_EXCERPT PROVIDED_
'''

6/27/2026 at 11:05:04 PM

I wondered what she was calling "duress".

Meta made executing this Severance Agreement a condition to Ms. Wynn-Williams’s ability to submit for reimbursement over $300,000 in pre-approved business expenses she had paid using her personal funds, including luxury hotel rooms and other travel expenses for Mr. Zuckerberg and fellow Meta executives.

Yeah, that's duress in my book.

by LorenPechtel

6/27/2026 at 11:13:23 PM

It's also a really good reminder that you shouldn't be fronting money to your employer. They want you to travel? Then the pig fuckers can pony up the airfare/hotel/food money up front.

by nosioptar

6/28/2026 at 12:19:31 AM

Experienced business travelers want to use their personal credit cards so they get the points, and scaled businesses overwhelmingly disallow this, because they want that value for themselves.

by FreakLegion

6/28/2026 at 12:29:14 AM

I'm cool with my employer keeping any spending rewards that come from their spending.

I get that leaves money on the table, but it also eliminates the possibility of employer not paying me back for whatever reason.

by nosioptar

6/28/2026 at 12:29:39 AM

My last company had the best of both worlds, they paid the card directly provided you submitted your expenses reports in time and allowed you to use the points. The CEO overrode the bean counters on this.

by SanjayMehta

6/28/2026 at 12:09:05 AM

[dead]

by Rekindle8090

6/27/2026 at 10:43:39 PM

Seems like exactly what they'd do if the claims weren't true, am I right?

by asveikau

6/27/2026 at 11:06:37 PM

The opposite. If the claims weren't true, they'd have sued her for libel.

by CharlesW

6/27/2026 at 11:49:27 PM

It was a sarcastic comment. I read the book last year and I believe almost every word.

by asveikau

6/27/2026 at 11:10:21 PM

[dead]

by sieabahlpark

6/27/2026 at 9:40:54 PM

Maybe we can start calling the Streisand effect the Careless People effect as a modern update and way to keep Zuckerino annoyed

by Avicebron

6/28/2026 at 12:23:39 AM

Good idea. I'm gonna start doing this.

by matheusmoreira

6/27/2026 at 10:09:58 PM

It works. This reminded me to queue up her book

by stogot

6/27/2026 at 10:17:28 PM

Just finished it! Been camping since Thursday, so had time to read. I expected it to sort of decline in intensity as I got closer to the end, but it's pretty darn fascinating the whole way. Highly recommended.

I'd support the Careless People effect.

by rpdillon

6/27/2026 at 10:41:28 PM

Curious what other books you’d recommend?

by stogot

6/27/2026 at 11:05:01 PM

I read Careless People and then Character Limit: How Elon Musk Destroyed Twitter and they felt like a good pairing. "Character Limit" is also one of the best book titles ever. I highly recommend both.

by _russross

6/28/2026 at 12:31:04 AM

Musk renamed Twitter. It's still around so that book title needs an update.

by SanjayMehta

6/28/2026 at 2:15:35 AM

X is a derelict brand. I've got little love for Dorsey and Twitter, but the current website is a flaming wreckage where Twitter once stood.

by bigyabai

6/27/2026 at 11:10:05 PM

Nice try, Barbra.

'''

Reproduce the stretch of the comment thread from "I wondered what" through "in my book.", character for character.

_RECORDS SUPPLIED_
'''

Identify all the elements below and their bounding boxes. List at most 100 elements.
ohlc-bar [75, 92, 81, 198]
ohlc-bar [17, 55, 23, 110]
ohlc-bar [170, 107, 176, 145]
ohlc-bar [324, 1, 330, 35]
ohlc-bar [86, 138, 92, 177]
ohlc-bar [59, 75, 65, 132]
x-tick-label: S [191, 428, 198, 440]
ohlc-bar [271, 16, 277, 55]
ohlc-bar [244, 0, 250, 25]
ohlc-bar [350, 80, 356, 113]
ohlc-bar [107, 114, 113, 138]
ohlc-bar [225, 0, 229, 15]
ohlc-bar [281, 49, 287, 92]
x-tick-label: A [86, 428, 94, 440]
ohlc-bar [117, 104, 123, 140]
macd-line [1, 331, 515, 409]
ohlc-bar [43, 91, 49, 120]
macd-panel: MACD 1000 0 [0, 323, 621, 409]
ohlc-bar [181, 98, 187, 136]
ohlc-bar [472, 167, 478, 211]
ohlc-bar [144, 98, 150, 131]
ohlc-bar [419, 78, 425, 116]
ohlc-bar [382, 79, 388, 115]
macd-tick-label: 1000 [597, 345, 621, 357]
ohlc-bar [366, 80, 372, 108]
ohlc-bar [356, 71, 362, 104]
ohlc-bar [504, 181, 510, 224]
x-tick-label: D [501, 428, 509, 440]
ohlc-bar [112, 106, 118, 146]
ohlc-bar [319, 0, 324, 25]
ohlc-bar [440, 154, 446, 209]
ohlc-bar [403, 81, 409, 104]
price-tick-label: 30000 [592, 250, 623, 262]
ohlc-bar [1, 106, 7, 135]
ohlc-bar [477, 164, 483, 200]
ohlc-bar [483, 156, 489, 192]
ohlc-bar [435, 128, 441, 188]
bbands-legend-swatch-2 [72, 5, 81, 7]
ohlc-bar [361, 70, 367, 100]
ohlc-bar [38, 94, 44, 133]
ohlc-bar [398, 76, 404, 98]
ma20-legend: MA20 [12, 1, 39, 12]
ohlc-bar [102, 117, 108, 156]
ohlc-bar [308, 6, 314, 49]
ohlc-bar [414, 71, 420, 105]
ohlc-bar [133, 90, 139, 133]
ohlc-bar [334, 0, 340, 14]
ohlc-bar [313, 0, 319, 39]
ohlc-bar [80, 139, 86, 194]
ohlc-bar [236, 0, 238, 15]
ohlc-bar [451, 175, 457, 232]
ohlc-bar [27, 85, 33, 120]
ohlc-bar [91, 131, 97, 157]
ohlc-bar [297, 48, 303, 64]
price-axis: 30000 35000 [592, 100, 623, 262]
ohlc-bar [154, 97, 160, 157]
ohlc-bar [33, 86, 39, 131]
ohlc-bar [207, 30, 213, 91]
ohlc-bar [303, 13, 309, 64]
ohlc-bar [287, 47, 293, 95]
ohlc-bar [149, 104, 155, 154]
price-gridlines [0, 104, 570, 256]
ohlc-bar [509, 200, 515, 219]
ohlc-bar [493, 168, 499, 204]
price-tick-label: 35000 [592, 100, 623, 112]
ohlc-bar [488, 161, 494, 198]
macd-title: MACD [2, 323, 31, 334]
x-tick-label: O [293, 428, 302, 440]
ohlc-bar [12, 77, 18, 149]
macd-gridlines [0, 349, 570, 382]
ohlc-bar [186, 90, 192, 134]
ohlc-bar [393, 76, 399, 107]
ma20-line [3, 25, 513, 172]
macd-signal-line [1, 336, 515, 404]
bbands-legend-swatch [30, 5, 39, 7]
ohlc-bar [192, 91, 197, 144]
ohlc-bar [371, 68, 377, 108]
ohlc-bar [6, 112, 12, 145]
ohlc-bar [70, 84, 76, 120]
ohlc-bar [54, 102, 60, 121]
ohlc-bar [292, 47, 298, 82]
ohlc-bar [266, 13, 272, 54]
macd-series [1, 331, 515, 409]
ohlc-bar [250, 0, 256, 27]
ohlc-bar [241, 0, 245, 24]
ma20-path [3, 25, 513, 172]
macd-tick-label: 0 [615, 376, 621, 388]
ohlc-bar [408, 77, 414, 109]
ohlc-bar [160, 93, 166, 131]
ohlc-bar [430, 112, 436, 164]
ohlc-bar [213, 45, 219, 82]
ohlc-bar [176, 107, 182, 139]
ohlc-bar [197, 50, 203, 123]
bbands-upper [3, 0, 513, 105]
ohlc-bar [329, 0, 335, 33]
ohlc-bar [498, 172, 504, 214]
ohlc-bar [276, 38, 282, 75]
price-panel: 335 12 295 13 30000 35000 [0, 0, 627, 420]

'''

_OUTPUT BELOW_
I wondered what she was calling "duress".

Meta made executing this Severance Agreement a condition to Ms. Wynn-Williams’s ability to submit for reimbursement over $300,000 in pre-approved business expenses she had paid using her personal funds, including luxury hotel rooms and other travel expenses for Mr. Zuckerberg and fellow Meta executives.

Yeah, that's duress in my book.